(Saved entries)

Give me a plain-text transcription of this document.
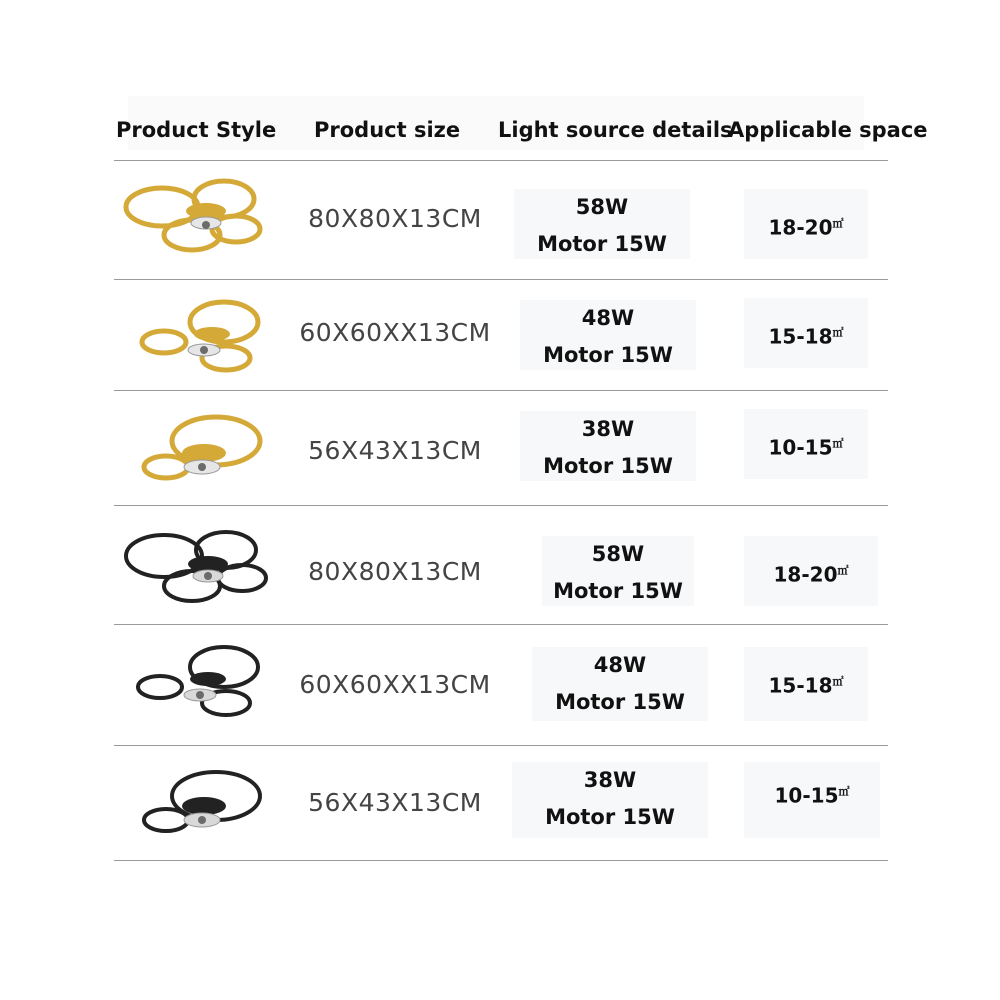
Product Style Product size Light source details
Applicable space
80X80X13CM	58W
Motor 15W
18-20㎡
60X60XX13CM	48W
Motor 15W
15-18㎡
56X43X13CM
38W
Motor 15W
10-15㎡
80X80X13CM
58W
Motor 15W
18-20㎡
60X60XX13CM
48W
Motor 15W
15-18㎡
56X43X13CM
38W
Motor 15W
10-15㎡
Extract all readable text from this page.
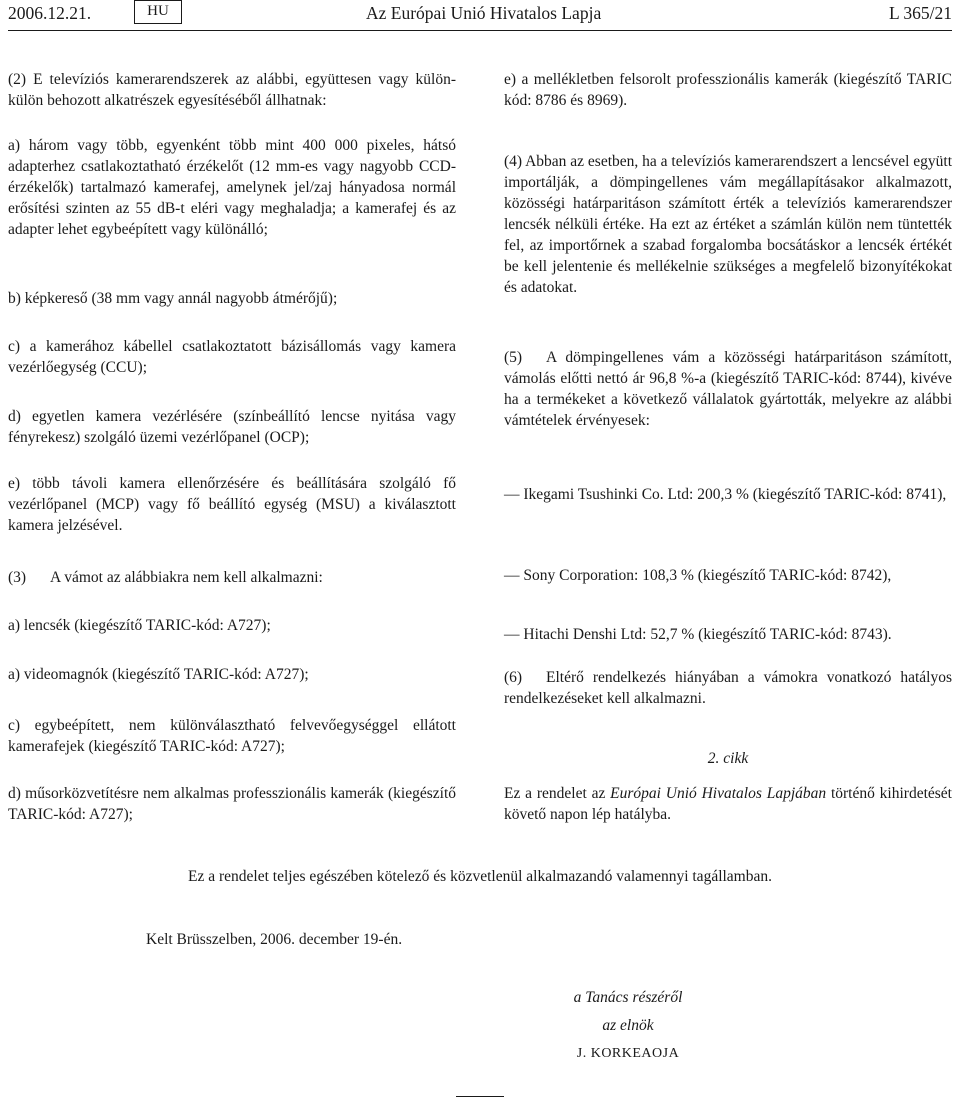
2006.12.21.	HU	Az Európai Unió Hivatalos Lapja	L 365/21

(2) E televíziós kamerarendszerek az alábbi, együttesen vagy külön-külön behozott alkatrészek egyesítéséből állhatnak:

a) három vagy több, egyenként több mint 400 000 pixeles, hátsó adapterhez csatlakoztatható érzékelőt (12 mm-es vagy nagyobb CCD-érzékelők) tartalmazó kamerafej, amelynek jel/zaj hányadosa normál erősítési szinten az 55 dB-t eléri vagy meghaladja; a kamerafej és az adapter lehet egybeépített vagy különálló;

b) képkereső (38 mm vagy annál nagyobb átmérőjű);

c) a kamerához kábellel csatlakoztatott bázisállomás vagy kamera vezérlőegység (CCU);

d) egyetlen kamera vezérlésére (színbeállító lencse nyitása vagy fényrekesz) szolgáló üzemi vezérlőpanel (OCP);

e) több távoli kamera ellenőrzésére és beállítására szolgáló fő vezérlőpanel (MCP) vagy fő beállító egység (MSU) a kiválasztott kamera jelzésével.

(3) A vámot az alábbiakra nem kell alkalmazni:

a) lencsék (kiegészítő TARIC-kód: A727);

a) videomagnók (kiegészítő TARIC-kód: A727);

c) egybeépített, nem különválasztható felvevőegységgel ellátott kamerafejek (kiegészítő TARIC-kód: A727);

d) műsorközvetítésre nem alkalmas professzionális kamerák (kiegészítő TARIC-kód: A727);

e) a mellékletben felsorolt professzionális kamerák (kiegészítő TARIC kód: 8786 és 8969).

(4) Abban az esetben, ha a televíziós kamerarendszert a lencsével együtt importálják, a dömpingellenes vám megállapításakor alkalmazott, közösségi határparitáson számított érték a televíziós kamerarendszer lencsék nélküli értéke. Ha ezt az értéket a számlán külön nem tüntették fel, az importőrnek a szabad forgalomba bocsátáskor a lencsék értékét be kell jelentenie és mellékelnie szükséges a megfelelő bizonyítékokat és adatokat.

(5) A dömpingellenes vám a közösségi határparitáson számított, vámolás előtti nettó ár 96,8 %-a (kiegészítő TARIC-kód: 8744), kivéve ha a termékeket a következő vállalatok gyártották, melyekre az alábbi vámtételek érvényesek:

— Ikegami Tsushinki Co. Ltd: 200,3 % (kiegészítő TARIC-kód: 8741),

— Sony Corporation: 108,3 % (kiegészítő TARIC-kód: 8742),

— Hitachi Denshi Ltd: 52,7 % (kiegészítő TARIC-kód: 8743).

(6) Eltérő rendelkezés hiányában a vámokra vonatkozó hatályos rendelkezéseket kell alkalmazni.

2. cikk

Ez a rendelet az Európai Unió Hivatalos Lapjában történő kihirdetését követő napon lép hatályba.

Ez a rendelet teljes egészében kötelező és közvetlenül alkalmazandó valamennyi tagállamban.

Kelt Brüsszelben, 2006. december 19-én.

a Tanács részéről
az elnök
J. KORKEAOJA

WRITTEN PROBLEM: Exclude the pictures. Write out the remaining data exactly.

ANSWER TO THIS TASK:
Give me a plain-text transcription of this document.
Product Style Product size Light source details
Applicable space
80X80X13CM	58W
Motor 15W
18-20㎡
60X60XX13CM	48W
Motor 15W
15-18㎡
56X43X13CM
38W
Motor 15W
10-15㎡
80X80X13CM
58W
Motor 15W
18-20㎡
60X60XX13CM
48W
Motor 15W
15-18㎡
56X43X13CM
38W
Motor 15W
10-15㎡
Extract all readable text from this page.
2006.12.21.	HU	Az Európai Unió Hivatalos Lapja	L 365/21

(2) E televíziós kamerarendszerek az alábbi, együttesen vagy külön-külön behozott alkatrészek egyesítéséből állhatnak:

a) három vagy több, egyenként több mint 400 000 pixeles, hátsó adapterhez csatlakoztatható érzékelőt (12 mm-es vagy nagyobb CCD-érzékelők) tartalmazó kamerafej, amelynek jel/zaj hányadosa normál erősítési szinten az 55 dB-t eléri vagy meghaladja; a kamerafej és az adapter lehet egybeépített vagy különálló;

b) képkereső (38 mm vagy annál nagyobb átmérőjű);

c) a kamerához kábellel csatlakoztatott bázisállomás vagy kamera vezérlőegység (CCU);

d) egyetlen kamera vezérlésére (színbeállító lencse nyitása vagy fényrekesz) szolgáló üzemi vezérlőpanel (OCP);

e) több távoli kamera ellenőrzésére és beállítására szolgáló fő vezérlőpanel (MCP) vagy fő beállító egység (MSU) a kiválasztott kamera jelzésével.

(3) A vámot az alábbiakra nem kell alkalmazni:

a) lencsék (kiegészítő TARIC-kód: A727);

a) videomagnók (kiegészítő TARIC-kód: A727);

c) egybeépített, nem különválasztható felvevőegységgel ellátott kamerafejek (kiegészítő TARIC-kód: A727);

d) műsorközvetítésre nem alkalmas professzionális kamerák (kiegészítő TARIC-kód: A727);

e) a mellékletben felsorolt professzionális kamerák (kiegészítő TARIC kód: 8786 és 8969).

(4) Abban az esetben, ha a televíziós kamerarendszert a lencsével együtt importálják, a dömpingellenes vám megállapításakor alkalmazott, közösségi határparitáson számított érték a televíziós kamerarendszer lencsék nélküli értéke. Ha ezt az értéket a számlán külön nem tüntették fel, az importőrnek a szabad forgalomba bocsátáskor a lencsék értékét be kell jelentenie és mellékelnie szükséges a megfelelő bizonyítékokat és adatokat.

(5) A dömpingellenes vám a közösségi határparitáson számított, vámolás előtti nettó ár 96,8 %-a (kiegészítő TARIC-kód: 8744), kivéve ha a termékeket a következő vállalatok gyártották, melyekre az alábbi vámtételek érvényesek:

— Ikegami Tsushinki Co. Ltd: 200,3 % (kiegészítő TARIC-kód: 8741),

— Sony Corporation: 108,3 % (kiegészítő TARIC-kód: 8742),

— Hitachi Denshi Ltd: 52,7 % (kiegészítő TARIC-kód: 8743).

(6) Eltérő rendelkezés hiányában a vámokra vonatkozó hatályos rendelkezéseket kell alkalmazni.

2. cikk

Ez a rendelet az Európai Unió Hivatalos Lapjában történő kihirdetését követő napon lép hatályba.

Ez a rendelet teljes egészében kötelező és közvetlenül alkalmazandó valamennyi tagállamban.

Kelt Brüsszelben, 2006. december 19-én.

a Tanács részéről
az elnök
J. KORKEAOJA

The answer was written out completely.